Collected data
☆ ☆ ☆ ☆ ☆ ☆ ☆
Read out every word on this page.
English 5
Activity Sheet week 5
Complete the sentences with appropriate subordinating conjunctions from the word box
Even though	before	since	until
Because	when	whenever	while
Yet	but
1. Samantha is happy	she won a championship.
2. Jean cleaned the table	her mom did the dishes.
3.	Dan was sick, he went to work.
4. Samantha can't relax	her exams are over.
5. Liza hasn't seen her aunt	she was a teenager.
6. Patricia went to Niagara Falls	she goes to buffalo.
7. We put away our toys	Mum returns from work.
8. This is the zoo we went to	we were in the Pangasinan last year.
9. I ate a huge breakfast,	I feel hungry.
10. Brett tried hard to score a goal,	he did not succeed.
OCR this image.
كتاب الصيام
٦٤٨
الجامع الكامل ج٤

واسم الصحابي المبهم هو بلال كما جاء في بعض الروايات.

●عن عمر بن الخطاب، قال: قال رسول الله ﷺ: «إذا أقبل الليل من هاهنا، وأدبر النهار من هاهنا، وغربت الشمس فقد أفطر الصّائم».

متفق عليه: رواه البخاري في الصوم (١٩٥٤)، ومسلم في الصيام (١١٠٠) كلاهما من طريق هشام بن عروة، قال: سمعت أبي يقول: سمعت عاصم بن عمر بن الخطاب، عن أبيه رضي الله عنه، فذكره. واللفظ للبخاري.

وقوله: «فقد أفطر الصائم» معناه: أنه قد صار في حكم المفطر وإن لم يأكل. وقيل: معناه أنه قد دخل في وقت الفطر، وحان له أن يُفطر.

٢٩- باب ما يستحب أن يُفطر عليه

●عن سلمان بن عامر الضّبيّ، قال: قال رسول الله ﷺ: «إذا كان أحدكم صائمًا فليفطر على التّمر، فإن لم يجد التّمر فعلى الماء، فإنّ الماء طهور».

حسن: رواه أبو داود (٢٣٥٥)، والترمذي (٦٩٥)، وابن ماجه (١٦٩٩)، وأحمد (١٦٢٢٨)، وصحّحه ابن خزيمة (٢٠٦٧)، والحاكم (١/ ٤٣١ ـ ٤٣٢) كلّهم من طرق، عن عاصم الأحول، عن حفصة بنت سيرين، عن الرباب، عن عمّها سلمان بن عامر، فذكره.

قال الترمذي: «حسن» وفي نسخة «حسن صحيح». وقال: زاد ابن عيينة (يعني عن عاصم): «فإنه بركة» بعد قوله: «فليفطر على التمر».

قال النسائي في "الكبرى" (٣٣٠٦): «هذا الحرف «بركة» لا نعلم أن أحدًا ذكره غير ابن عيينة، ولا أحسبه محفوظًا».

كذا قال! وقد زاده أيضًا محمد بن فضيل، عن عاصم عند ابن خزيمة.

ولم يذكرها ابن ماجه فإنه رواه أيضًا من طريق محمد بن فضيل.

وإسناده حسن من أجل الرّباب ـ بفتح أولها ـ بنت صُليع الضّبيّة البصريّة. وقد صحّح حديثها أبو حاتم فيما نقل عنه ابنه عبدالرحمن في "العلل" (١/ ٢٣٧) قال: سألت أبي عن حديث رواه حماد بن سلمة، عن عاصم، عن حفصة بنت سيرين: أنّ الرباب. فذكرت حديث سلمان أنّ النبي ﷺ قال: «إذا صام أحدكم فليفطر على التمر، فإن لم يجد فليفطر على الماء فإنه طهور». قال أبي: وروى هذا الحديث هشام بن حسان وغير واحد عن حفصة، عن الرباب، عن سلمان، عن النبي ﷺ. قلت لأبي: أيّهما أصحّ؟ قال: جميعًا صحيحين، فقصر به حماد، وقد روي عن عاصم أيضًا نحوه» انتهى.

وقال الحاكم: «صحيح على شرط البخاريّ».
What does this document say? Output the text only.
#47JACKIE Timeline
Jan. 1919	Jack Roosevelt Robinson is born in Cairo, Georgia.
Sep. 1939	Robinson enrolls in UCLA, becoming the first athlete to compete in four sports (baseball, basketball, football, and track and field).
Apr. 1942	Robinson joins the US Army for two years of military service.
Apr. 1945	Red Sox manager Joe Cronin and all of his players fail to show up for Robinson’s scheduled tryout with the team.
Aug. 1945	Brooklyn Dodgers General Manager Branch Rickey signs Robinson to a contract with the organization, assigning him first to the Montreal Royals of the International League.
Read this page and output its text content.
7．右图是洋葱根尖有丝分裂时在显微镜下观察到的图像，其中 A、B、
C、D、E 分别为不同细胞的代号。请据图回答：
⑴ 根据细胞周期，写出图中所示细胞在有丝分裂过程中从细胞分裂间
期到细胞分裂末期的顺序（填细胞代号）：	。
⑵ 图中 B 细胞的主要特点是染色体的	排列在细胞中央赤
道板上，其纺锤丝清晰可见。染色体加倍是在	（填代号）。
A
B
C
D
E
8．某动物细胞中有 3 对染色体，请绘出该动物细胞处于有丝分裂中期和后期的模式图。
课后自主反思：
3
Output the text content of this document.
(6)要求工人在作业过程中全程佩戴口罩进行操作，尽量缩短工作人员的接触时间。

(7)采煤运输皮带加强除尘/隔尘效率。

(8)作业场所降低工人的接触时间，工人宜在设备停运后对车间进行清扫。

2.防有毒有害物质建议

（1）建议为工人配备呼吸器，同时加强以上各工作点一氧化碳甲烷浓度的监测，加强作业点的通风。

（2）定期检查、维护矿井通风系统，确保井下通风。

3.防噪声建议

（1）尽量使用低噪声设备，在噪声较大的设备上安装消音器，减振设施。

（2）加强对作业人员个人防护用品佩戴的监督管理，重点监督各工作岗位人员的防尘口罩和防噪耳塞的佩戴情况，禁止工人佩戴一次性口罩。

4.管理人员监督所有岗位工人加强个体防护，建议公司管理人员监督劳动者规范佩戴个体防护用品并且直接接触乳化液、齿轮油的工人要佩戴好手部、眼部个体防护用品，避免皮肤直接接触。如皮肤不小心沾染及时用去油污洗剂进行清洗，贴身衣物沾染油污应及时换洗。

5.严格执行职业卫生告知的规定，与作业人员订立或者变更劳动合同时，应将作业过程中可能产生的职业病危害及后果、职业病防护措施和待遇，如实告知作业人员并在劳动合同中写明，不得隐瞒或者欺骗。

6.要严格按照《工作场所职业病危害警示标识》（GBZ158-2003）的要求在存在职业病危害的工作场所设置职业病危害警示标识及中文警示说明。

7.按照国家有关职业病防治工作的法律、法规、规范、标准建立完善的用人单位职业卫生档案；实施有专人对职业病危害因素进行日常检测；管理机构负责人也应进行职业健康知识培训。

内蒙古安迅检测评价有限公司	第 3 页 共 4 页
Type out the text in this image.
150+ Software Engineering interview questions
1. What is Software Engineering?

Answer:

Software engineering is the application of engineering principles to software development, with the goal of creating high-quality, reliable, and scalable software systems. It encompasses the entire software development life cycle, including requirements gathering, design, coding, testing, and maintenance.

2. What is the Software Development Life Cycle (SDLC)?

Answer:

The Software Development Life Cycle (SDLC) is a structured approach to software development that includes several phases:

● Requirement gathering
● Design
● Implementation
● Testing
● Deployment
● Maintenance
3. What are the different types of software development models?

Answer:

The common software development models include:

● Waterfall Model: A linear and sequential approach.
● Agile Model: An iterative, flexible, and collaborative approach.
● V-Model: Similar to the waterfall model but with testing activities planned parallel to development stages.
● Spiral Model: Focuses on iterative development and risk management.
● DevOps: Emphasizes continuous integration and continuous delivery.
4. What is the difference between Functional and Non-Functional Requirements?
☆ ☆ ☆ ☆ ☆ ☆ ☆
AIM OF THE TASK: Reproduce each record exactly as it appears.

RESPONSE TO THIS TASK:
Read out every word on this page.
English 5
Activity Sheet week 5
Complete the sentences with appropriate subordinating conjunctions from the word box
Even though	before	since	until
Because	when	whenever	while
Yet	but
1. Samantha is happy	she won a championship.
2. Jean cleaned the table	her mom did the dishes.
3.	Dan was sick, he went to work.
4. Samantha can't relax	her exams are over.
5. Liza hasn't seen her aunt	she was a teenager.
6. Patricia went to Niagara Falls	she goes to buffalo.
7. We put away our toys	Mum returns from work.
8. This is the zoo we went to	we were in the Pangasinan last year.
9. I ate a huge breakfast,	I feel hungry.
10. Brett tried hard to score a goal,	he did not succeed.
OCR this image.
كتاب الصيام
٦٤٨
الجامع الكامل ج٤

واسم الصحابي المبهم هو بلال كما جاء في بعض الروايات.

●عن عمر بن الخطاب، قال: قال رسول الله ﷺ: «إذا أقبل الليل من هاهنا، وأدبر النهار من هاهنا، وغربت الشمس فقد أفطر الصّائم».

متفق عليه: رواه البخاري في الصوم (١٩٥٤)، ومسلم في الصيام (١١٠٠) كلاهما من طريق هشام بن عروة، قال: سمعت أبي يقول: سمعت عاصم بن عمر بن الخطاب، عن أبيه رضي الله عنه، فذكره. واللفظ للبخاري.

وقوله: «فقد أفطر الصائم» معناه: أنه قد صار في حكم المفطر وإن لم يأكل. وقيل: معناه أنه قد دخل في وقت الفطر، وحان له أن يُفطر.

٢٩- باب ما يستحب أن يُفطر عليه

●عن سلمان بن عامر الضّبيّ، قال: قال رسول الله ﷺ: «إذا كان أحدكم صائمًا فليفطر على التّمر، فإن لم يجد التّمر فعلى الماء، فإنّ الماء طهور».

حسن: رواه أبو داود (٢٣٥٥)، والترمذي (٦٩٥)، وابن ماجه (١٦٩٩)، وأحمد (١٦٢٢٨)، وصحّحه ابن خزيمة (٢٠٦٧)، والحاكم (١/ ٤٣١ ـ ٤٣٢) كلّهم من طرق، عن عاصم الأحول، عن حفصة بنت سيرين، عن الرباب، عن عمّها سلمان بن عامر، فذكره.

قال الترمذي: «حسن» وفي نسخة «حسن صحيح». وقال: زاد ابن عيينة (يعني عن عاصم): «فإنه بركة» بعد قوله: «فليفطر على التمر».

قال النسائي في "الكبرى" (٣٣٠٦): «هذا الحرف «بركة» لا نعلم أن أحدًا ذكره غير ابن عيينة، ولا أحسبه محفوظًا».

كذا قال! وقد زاده أيضًا محمد بن فضيل، عن عاصم عند ابن خزيمة.

ولم يذكرها ابن ماجه فإنه رواه أيضًا من طريق محمد بن فضيل.

وإسناده حسن من أجل الرّباب ـ بفتح أولها ـ بنت صُليع الضّبيّة البصريّة. وقد صحّح حديثها أبو حاتم فيما نقل عنه ابنه عبدالرحمن في "العلل" (١/ ٢٣٧) قال: سألت أبي عن حديث رواه حماد بن سلمة، عن عاصم، عن حفصة بنت سيرين: أنّ الرباب. فذكرت حديث سلمان أنّ النبي ﷺ قال: «إذا صام أحدكم فليفطر على التمر، فإن لم يجد فليفطر على الماء فإنه طهور». قال أبي: وروى هذا الحديث هشام بن حسان وغير واحد عن حفصة، عن الرباب، عن سلمان، عن النبي ﷺ. قلت لأبي: أيّهما أصحّ؟ قال: جميعًا صحيحين، فقصر به حماد، وقد روي عن عاصم أيضًا نحوه» انتهى.

وقال الحاكم: «صحيح على شرط البخاريّ».
What does this document say? Output the text only.
#47JACKIE Timeline
Jan. 1919	Jack Roosevelt Robinson is born in Cairo, Georgia.
Sep. 1939	Robinson enrolls in UCLA, becoming the first athlete to compete in four sports (baseball, basketball, football, and track and field).
Apr. 1942	Robinson joins the US Army for two years of military service.
Apr. 1945	Red Sox manager Joe Cronin and all of his players fail to show up for Robinson’s scheduled tryout with the team.
Aug. 1945	Brooklyn Dodgers General Manager Branch Rickey signs Robinson to a contract with the organization, assigning him first to the Montreal Royals of the International League.
Read this page and output its text content.
7．右图是洋葱根尖有丝分裂时在显微镜下观察到的图像，其中 A、B、
C、D、E 分别为不同细胞的代号。请据图回答：
⑴ 根据细胞周期，写出图中所示细胞在有丝分裂过程中从细胞分裂间
期到细胞分裂末期的顺序（填细胞代号）：	。
⑵ 图中 B 细胞的主要特点是染色体的	排列在细胞中央赤
道板上，其纺锤丝清晰可见。染色体加倍是在	（填代号）。
A
B
C
D
E
8．某动物细胞中有 3 对染色体，请绘出该动物细胞处于有丝分裂中期和后期的模式图。
课后自主反思：
3
Output the text content of this document.
(6)要求工人在作业过程中全程佩戴口罩进行操作，尽量缩短工作人员的接触时间。

(7)采煤运输皮带加强除尘/隔尘效率。

(8)作业场所降低工人的接触时间，工人宜在设备停运后对车间进行清扫。

2.防有毒有害物质建议

（1）建议为工人配备呼吸器，同时加强以上各工作点一氧化碳甲烷浓度的监测，加强作业点的通风。

（2）定期检查、维护矿井通风系统，确保井下通风。

3.防噪声建议

（1）尽量使用低噪声设备，在噪声较大的设备上安装消音器，减振设施。

（2）加强对作业人员个人防护用品佩戴的监督管理，重点监督各工作岗位人员的防尘口罩和防噪耳塞的佩戴情况，禁止工人佩戴一次性口罩。

4.管理人员监督所有岗位工人加强个体防护，建议公司管理人员监督劳动者规范佩戴个体防护用品并且直接接触乳化液、齿轮油的工人要佩戴好手部、眼部个体防护用品，避免皮肤直接接触。如皮肤不小心沾染及时用去油污洗剂进行清洗，贴身衣物沾染油污应及时换洗。

5.严格执行职业卫生告知的规定，与作业人员订立或者变更劳动合同时，应将作业过程中可能产生的职业病危害及后果、职业病防护措施和待遇，如实告知作业人员并在劳动合同中写明，不得隐瞒或者欺骗。

6.要严格按照《工作场所职业病危害警示标识》（GBZ158-2003）的要求在存在职业病危害的工作场所设置职业病危害警示标识及中文警示说明。

7.按照国家有关职业病防治工作的法律、法规、规范、标准建立完善的用人单位职业卫生档案；实施有专人对职业病危害因素进行日常检测；管理机构负责人也应进行职业健康知识培训。

内蒙古安迅检测评价有限公司	第 3 页 共 4 页
Type out the text in this image.
150+ Software Engineering interview questions
1. What is Software Engineering?

Answer:

Software engineering is the application of engineering principles to software development, with the goal of creating high-quality, reliable, and scalable software systems. It encompasses the entire software development life cycle, including requirements gathering, design, coding, testing, and maintenance.

2. What is the Software Development Life Cycle (SDLC)?

Answer:

The Software Development Life Cycle (SDLC) is a structured approach to software development that includes several phases:

● Requirement gathering
● Design
● Implementation
● Testing
● Deployment
● Maintenance
3. What are the different types of software development models?

Answer:

The common software development models include:

● Waterfall Model: A linear and sequential approach.
● Agile Model: An iterative, flexible, and collaborative approach.
● V-Model: Similar to the waterfall model but with testing activities planned parallel to development stages.
● Spiral Model: Focuses on iterative development and risk management.
● DevOps: Emphasizes continuous integration and continuous delivery.
4. What is the difference between Functional and Non-Functional Requirements?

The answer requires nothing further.